= Aim =
Filter the data for lines with the word "text", then copy every line so identified.

Saved data entries
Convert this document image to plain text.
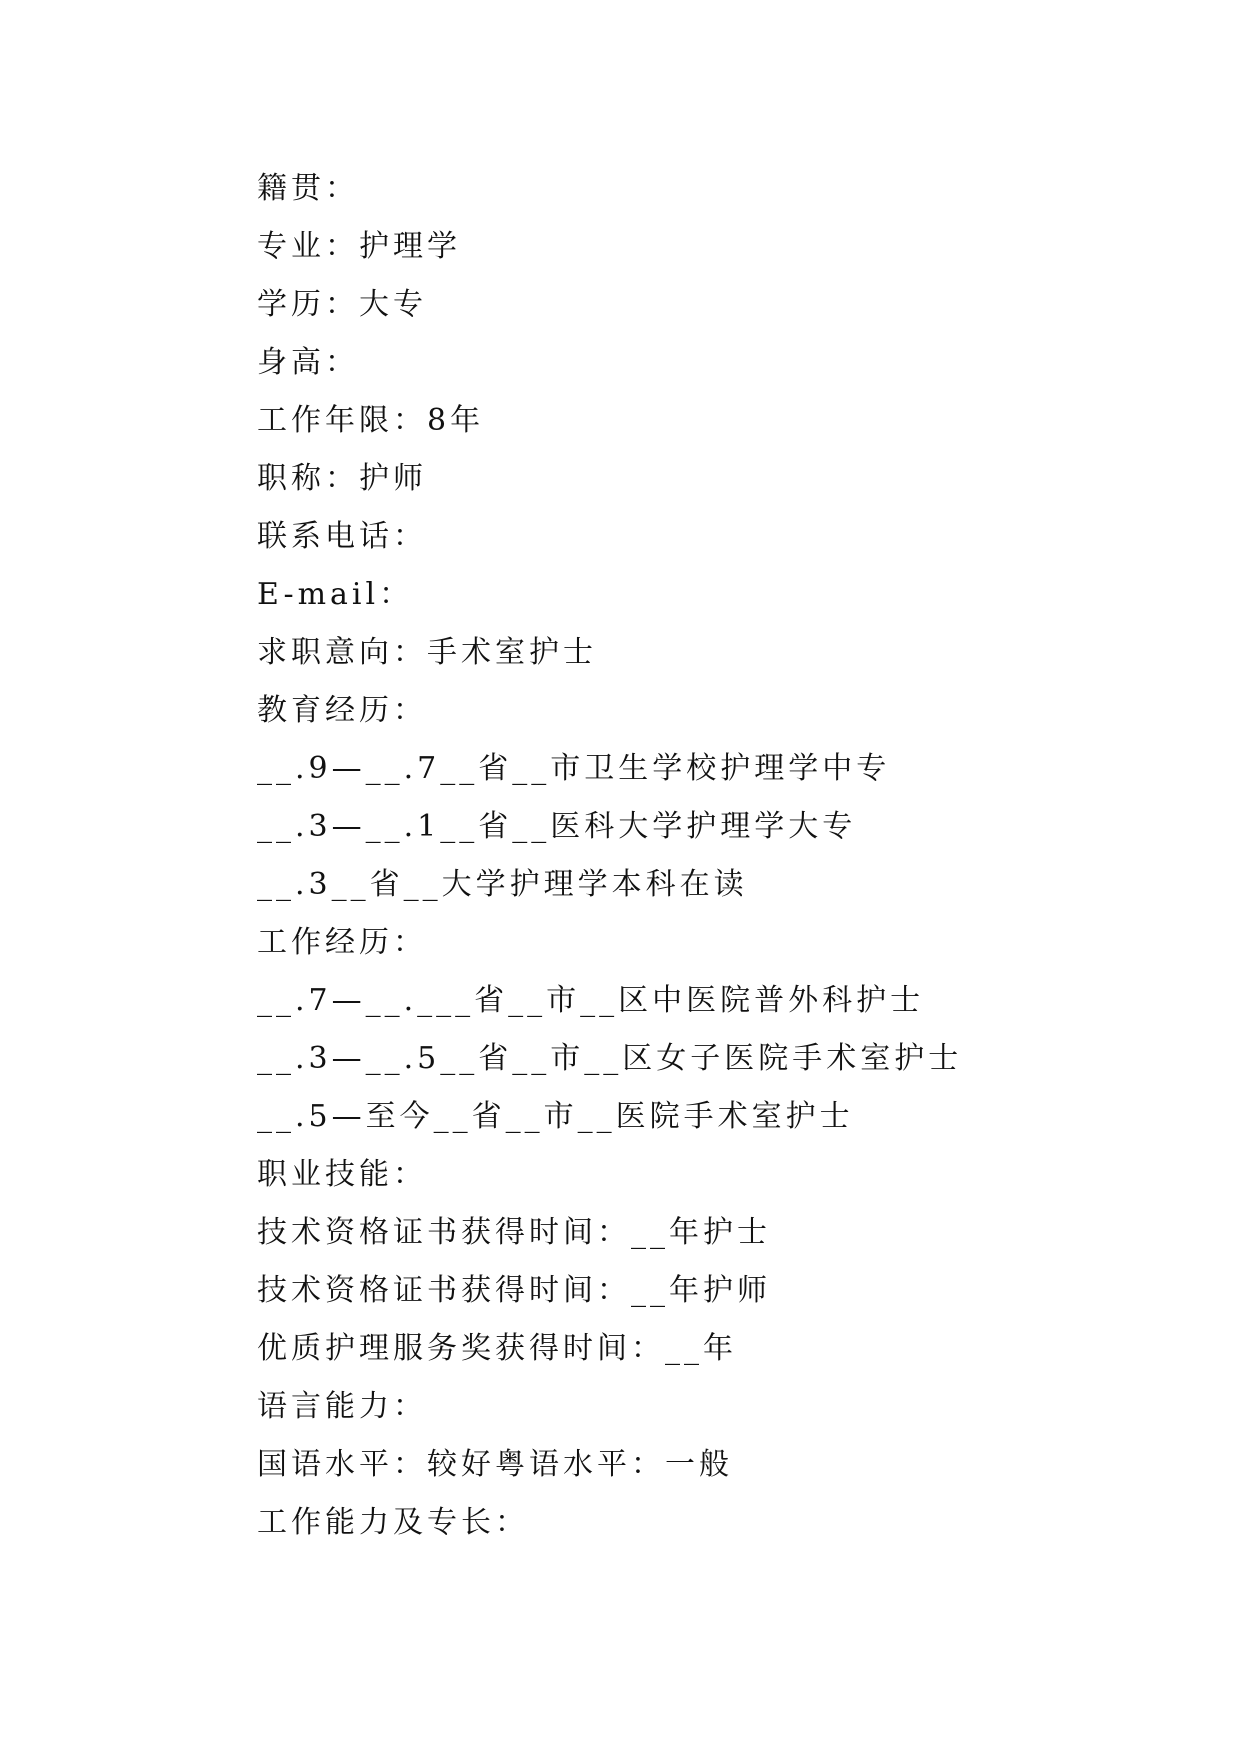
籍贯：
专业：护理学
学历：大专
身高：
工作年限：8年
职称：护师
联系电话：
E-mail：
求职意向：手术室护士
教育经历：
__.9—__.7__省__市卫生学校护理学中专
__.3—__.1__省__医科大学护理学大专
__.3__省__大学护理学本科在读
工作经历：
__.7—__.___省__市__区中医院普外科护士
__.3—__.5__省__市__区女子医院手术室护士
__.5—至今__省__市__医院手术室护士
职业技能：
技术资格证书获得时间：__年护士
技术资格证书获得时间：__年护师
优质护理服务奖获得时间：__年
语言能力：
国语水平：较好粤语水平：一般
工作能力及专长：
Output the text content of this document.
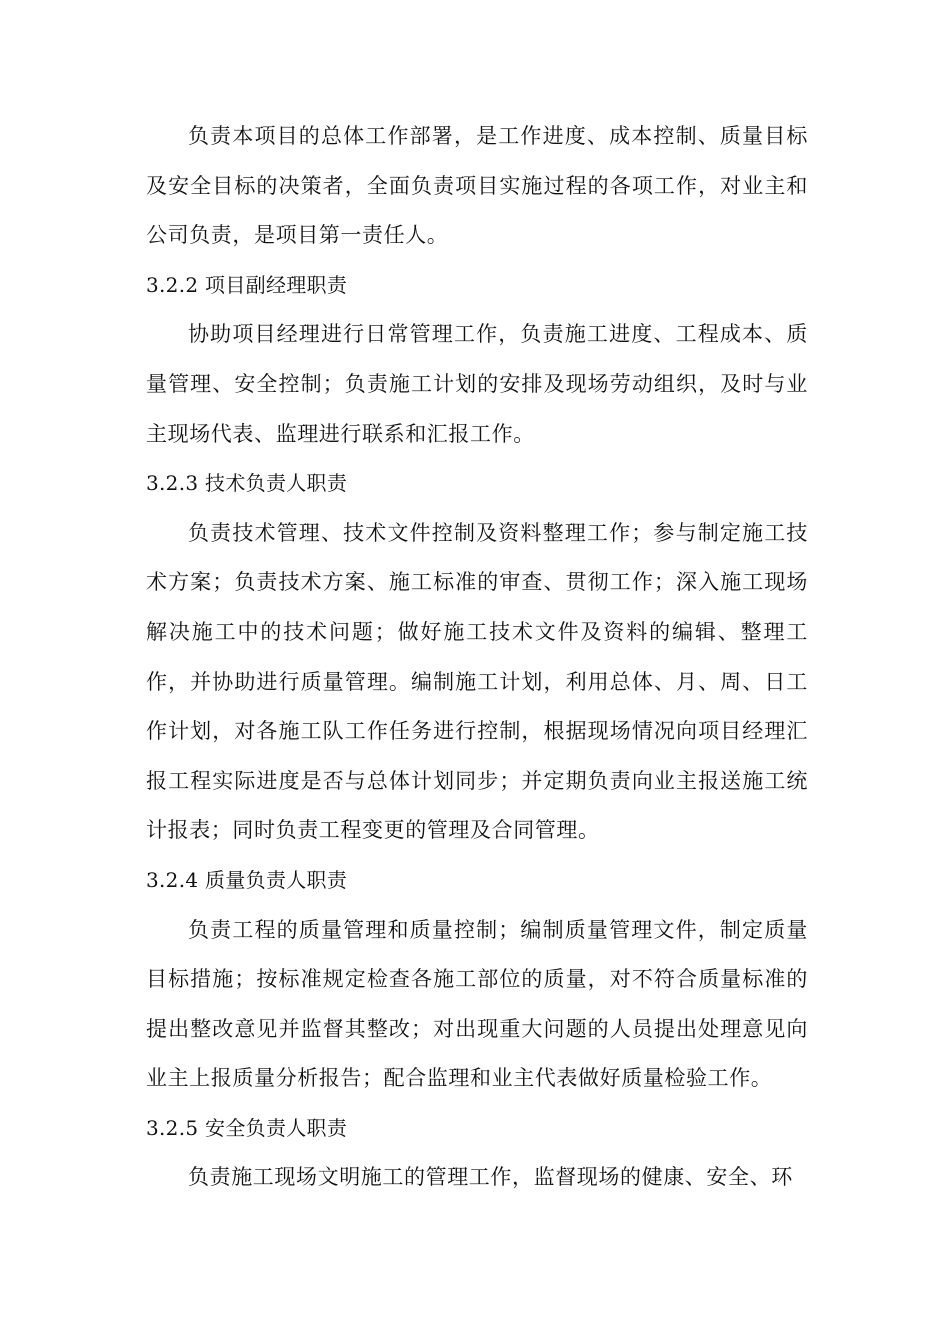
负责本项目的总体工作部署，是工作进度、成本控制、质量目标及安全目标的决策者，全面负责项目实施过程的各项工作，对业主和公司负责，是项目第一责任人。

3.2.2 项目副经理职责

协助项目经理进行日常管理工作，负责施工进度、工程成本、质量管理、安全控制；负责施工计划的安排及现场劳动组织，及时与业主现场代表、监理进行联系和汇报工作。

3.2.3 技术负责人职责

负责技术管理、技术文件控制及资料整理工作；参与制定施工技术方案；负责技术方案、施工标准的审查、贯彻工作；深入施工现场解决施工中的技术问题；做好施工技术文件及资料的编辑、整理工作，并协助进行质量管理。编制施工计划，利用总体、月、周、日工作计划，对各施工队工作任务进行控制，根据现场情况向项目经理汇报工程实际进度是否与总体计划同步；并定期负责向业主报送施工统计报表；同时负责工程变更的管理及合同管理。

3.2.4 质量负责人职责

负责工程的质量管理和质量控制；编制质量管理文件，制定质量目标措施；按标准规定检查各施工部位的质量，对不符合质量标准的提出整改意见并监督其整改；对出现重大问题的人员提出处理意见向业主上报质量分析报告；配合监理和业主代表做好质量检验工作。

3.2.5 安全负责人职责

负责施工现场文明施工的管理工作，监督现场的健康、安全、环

---

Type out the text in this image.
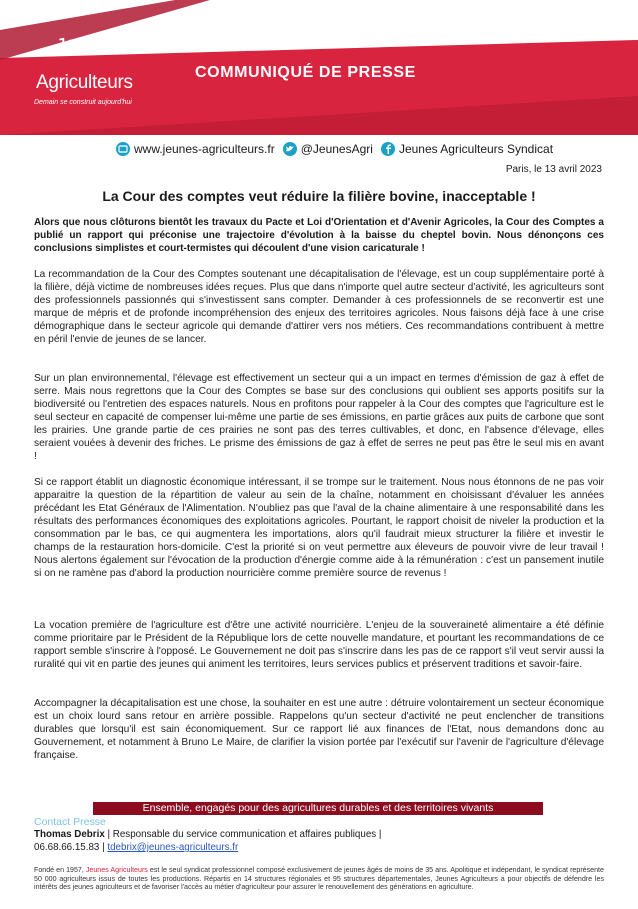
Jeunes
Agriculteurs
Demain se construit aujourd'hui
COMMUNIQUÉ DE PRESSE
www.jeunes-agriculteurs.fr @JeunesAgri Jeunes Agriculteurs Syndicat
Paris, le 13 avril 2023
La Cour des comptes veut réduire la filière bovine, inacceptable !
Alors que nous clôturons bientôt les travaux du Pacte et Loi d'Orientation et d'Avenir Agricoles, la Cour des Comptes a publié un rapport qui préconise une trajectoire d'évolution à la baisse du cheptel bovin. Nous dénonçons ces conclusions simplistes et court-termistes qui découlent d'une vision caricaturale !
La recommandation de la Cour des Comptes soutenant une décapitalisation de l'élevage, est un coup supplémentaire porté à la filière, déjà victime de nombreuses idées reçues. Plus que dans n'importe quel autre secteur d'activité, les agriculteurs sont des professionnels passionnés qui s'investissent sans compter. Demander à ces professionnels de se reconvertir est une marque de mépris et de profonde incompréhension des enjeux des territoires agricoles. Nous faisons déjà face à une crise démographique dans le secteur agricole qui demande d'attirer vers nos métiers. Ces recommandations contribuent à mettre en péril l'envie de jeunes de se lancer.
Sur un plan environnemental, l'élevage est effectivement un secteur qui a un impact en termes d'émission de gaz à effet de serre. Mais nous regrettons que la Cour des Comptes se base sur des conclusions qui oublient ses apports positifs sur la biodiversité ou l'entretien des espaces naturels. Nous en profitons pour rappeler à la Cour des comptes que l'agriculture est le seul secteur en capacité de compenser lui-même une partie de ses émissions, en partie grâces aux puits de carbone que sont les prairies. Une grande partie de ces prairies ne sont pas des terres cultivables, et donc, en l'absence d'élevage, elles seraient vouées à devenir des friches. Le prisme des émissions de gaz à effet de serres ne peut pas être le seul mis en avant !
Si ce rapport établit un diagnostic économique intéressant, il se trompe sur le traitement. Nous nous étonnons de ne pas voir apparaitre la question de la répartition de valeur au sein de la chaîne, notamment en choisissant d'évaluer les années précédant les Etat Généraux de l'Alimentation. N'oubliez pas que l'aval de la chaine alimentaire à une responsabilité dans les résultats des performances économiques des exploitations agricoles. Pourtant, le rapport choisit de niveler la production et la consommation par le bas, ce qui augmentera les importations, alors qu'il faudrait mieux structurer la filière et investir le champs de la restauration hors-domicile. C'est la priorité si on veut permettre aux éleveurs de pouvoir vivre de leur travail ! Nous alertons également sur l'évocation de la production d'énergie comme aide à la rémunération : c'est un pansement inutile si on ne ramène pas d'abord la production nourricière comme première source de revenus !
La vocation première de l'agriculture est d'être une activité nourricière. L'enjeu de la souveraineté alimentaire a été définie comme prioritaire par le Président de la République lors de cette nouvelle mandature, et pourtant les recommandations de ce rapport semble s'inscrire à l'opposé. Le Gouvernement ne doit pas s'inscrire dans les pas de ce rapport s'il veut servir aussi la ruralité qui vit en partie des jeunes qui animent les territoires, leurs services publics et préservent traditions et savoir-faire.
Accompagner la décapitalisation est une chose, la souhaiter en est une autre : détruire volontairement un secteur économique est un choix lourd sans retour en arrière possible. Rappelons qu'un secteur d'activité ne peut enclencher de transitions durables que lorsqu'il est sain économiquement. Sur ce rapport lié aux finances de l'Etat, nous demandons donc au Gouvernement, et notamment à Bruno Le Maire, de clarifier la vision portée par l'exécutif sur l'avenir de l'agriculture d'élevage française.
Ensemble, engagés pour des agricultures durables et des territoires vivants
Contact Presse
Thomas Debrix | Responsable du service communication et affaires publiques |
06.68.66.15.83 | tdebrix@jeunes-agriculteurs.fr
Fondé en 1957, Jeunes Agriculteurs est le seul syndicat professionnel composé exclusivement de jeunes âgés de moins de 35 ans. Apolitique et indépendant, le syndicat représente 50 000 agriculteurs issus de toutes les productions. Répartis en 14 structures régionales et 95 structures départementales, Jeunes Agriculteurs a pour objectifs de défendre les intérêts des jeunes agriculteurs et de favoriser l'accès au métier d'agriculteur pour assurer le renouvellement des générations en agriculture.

= Output for this exercise =
Convert this document image to plain text.
Output the text content of this document.
Type out the text in this image.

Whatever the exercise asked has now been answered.